(Directions for this task): Report every line from the material that contains the word "obligations".

(Material for this exercise):
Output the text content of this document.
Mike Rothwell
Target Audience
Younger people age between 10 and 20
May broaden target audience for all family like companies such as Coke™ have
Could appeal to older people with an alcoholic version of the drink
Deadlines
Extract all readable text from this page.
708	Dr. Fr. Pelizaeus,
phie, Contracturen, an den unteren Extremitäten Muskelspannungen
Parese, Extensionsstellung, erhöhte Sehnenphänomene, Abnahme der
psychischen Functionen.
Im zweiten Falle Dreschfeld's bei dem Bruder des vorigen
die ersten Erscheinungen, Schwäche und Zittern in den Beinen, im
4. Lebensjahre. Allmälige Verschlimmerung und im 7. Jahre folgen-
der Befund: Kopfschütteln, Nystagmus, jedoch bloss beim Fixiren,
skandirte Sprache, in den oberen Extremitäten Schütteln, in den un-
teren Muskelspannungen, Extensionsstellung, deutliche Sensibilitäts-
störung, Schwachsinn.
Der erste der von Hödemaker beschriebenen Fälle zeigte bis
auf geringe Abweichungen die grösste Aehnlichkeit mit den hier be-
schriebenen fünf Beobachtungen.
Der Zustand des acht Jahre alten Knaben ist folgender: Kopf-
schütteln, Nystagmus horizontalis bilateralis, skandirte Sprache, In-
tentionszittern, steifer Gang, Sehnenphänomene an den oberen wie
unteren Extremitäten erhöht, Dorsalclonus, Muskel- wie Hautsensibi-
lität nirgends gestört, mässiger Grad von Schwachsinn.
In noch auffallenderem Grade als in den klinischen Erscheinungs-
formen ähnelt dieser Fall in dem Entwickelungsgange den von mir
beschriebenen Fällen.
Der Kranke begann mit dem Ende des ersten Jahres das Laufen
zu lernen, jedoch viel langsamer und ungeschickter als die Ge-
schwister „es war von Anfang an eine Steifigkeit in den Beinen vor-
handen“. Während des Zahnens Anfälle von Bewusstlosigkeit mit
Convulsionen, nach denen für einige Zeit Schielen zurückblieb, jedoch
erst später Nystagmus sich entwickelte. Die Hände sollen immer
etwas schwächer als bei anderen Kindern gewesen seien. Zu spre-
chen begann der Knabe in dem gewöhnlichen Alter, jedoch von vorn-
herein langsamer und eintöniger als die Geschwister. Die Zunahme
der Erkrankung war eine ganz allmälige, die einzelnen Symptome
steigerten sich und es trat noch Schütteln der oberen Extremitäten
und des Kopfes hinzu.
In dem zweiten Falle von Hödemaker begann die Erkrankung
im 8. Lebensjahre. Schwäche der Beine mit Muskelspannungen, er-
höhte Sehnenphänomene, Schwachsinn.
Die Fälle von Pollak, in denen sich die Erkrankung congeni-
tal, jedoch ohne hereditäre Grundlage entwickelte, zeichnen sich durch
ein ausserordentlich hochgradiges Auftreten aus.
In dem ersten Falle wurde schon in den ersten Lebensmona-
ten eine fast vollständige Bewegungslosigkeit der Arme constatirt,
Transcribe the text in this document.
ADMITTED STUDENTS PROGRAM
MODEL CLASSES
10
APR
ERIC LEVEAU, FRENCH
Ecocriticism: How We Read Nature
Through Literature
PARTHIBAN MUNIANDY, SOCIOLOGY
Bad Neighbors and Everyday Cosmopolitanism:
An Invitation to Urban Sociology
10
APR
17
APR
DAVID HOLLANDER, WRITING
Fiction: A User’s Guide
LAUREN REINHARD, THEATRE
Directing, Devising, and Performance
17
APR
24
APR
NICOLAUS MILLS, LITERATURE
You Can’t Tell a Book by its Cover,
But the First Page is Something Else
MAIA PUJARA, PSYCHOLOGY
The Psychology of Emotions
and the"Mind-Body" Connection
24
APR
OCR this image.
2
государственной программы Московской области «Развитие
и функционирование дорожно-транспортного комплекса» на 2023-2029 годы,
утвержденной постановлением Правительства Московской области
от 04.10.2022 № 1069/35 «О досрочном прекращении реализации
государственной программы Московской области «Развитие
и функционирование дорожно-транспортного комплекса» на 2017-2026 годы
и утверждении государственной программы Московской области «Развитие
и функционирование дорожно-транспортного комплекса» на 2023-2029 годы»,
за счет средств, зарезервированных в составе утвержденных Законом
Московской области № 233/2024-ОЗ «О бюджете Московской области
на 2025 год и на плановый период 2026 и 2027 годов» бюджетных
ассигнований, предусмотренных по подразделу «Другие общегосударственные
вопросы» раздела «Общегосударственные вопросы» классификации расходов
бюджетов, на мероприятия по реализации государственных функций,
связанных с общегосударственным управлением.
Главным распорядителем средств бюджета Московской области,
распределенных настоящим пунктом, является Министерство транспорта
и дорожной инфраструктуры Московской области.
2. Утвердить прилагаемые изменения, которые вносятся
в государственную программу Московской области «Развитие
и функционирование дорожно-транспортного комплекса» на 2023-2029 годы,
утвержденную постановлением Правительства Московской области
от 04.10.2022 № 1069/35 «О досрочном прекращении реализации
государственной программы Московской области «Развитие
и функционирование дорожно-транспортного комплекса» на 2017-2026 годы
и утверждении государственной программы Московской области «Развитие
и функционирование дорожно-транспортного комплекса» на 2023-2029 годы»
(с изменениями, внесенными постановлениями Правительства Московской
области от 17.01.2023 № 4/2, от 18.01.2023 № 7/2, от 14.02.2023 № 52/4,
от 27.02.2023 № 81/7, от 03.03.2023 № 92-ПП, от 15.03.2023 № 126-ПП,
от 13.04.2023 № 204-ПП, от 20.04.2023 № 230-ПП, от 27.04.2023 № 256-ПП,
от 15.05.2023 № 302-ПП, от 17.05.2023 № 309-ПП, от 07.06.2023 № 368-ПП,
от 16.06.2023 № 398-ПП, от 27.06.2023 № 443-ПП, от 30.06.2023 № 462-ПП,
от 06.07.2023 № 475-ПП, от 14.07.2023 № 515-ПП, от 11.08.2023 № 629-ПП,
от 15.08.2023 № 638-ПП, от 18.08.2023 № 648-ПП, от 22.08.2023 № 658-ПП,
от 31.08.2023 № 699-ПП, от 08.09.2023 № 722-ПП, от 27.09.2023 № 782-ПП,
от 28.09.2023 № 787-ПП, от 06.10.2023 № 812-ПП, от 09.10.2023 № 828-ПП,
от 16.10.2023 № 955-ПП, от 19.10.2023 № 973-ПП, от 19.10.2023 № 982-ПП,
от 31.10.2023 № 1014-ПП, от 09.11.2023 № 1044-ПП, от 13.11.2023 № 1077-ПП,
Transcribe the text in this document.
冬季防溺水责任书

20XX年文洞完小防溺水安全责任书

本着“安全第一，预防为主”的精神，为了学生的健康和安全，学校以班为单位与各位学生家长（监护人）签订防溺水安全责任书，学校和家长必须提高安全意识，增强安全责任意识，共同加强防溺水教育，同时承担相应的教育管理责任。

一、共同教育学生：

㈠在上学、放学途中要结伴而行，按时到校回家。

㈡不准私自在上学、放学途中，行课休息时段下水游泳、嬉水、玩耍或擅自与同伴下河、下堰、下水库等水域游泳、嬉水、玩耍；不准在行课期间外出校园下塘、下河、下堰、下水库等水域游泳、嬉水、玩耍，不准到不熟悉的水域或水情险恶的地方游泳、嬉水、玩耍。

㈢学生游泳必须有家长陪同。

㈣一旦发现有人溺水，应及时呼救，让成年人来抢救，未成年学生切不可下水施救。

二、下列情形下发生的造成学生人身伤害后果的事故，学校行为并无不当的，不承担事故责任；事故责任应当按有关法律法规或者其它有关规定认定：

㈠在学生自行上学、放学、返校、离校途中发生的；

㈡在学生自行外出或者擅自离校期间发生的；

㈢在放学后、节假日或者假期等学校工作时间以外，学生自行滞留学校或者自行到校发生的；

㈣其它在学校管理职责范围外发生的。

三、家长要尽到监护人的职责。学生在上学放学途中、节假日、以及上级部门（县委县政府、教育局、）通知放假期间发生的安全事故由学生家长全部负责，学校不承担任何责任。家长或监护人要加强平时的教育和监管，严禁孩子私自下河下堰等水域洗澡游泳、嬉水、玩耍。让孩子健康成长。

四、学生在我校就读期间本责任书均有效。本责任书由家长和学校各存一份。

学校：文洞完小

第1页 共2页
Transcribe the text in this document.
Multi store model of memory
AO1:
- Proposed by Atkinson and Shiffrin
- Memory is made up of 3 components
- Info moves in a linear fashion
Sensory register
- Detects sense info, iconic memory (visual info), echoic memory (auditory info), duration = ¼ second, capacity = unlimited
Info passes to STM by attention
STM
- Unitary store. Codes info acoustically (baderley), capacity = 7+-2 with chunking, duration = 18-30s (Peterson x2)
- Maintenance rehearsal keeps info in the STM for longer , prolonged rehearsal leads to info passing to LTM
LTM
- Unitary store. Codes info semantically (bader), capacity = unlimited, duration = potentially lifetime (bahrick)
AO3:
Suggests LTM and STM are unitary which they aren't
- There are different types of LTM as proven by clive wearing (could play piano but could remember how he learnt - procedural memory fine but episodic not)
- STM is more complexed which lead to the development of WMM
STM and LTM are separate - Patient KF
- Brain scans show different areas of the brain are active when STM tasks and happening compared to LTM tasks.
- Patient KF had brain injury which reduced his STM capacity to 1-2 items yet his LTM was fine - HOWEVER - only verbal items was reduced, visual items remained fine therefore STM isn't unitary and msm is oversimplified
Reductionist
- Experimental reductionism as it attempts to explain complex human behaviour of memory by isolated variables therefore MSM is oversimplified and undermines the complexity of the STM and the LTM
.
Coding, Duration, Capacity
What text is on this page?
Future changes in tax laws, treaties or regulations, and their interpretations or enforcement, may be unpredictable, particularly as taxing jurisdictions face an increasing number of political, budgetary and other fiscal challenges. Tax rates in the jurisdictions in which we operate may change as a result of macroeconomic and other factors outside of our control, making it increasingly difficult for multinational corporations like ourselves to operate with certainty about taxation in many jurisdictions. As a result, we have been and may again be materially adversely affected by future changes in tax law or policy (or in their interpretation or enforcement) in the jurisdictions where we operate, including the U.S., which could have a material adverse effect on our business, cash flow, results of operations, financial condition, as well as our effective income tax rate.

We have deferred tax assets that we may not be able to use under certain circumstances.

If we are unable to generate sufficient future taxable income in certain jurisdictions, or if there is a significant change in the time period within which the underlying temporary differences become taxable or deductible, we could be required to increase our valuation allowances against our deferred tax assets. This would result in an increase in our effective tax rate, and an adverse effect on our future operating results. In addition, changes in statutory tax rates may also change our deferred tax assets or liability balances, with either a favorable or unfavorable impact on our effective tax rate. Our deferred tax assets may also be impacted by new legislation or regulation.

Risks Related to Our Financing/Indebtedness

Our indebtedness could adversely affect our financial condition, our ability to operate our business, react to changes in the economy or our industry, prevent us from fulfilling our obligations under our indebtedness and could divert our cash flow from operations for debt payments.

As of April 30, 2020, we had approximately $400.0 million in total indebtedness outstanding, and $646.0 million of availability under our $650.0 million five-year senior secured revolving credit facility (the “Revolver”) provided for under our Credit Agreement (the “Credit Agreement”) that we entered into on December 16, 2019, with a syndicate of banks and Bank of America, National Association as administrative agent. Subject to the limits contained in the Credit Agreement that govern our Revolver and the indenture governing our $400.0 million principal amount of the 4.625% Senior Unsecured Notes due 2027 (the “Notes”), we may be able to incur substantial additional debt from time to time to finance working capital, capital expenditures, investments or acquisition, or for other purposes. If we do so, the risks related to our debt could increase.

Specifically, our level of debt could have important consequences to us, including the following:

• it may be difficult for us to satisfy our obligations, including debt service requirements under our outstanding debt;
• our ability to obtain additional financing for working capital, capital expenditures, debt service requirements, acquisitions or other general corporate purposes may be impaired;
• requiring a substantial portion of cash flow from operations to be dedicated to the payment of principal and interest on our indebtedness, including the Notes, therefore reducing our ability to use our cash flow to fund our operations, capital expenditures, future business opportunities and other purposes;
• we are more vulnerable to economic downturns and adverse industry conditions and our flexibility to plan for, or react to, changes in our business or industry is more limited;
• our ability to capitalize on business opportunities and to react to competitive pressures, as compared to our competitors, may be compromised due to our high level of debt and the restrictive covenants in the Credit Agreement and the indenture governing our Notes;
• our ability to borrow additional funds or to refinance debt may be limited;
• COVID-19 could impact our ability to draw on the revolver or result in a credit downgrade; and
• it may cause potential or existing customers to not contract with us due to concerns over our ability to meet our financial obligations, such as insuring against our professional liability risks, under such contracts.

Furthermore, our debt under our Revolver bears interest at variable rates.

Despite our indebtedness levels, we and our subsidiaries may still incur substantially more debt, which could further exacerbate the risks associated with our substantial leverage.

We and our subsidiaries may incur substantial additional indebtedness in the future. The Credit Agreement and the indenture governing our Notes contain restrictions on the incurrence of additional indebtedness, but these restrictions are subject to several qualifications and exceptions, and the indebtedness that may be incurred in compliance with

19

(The solution):
Our indebtedness could adversely affect our financial condition, our ability to operate our business, react to changes in the economy or our industry, prevent us from fulfilling our obligations under our indebtedness and could divert our cash flow from operations for debt payments.
• it may be difficult for us to satisfy our obligations, including debt service requirements under our outstanding debt;
• it may cause potential or existing customers to not contract with us due to concerns over our ability to meet our financial obligations, such as insuring against our professional liability risks, under such contracts.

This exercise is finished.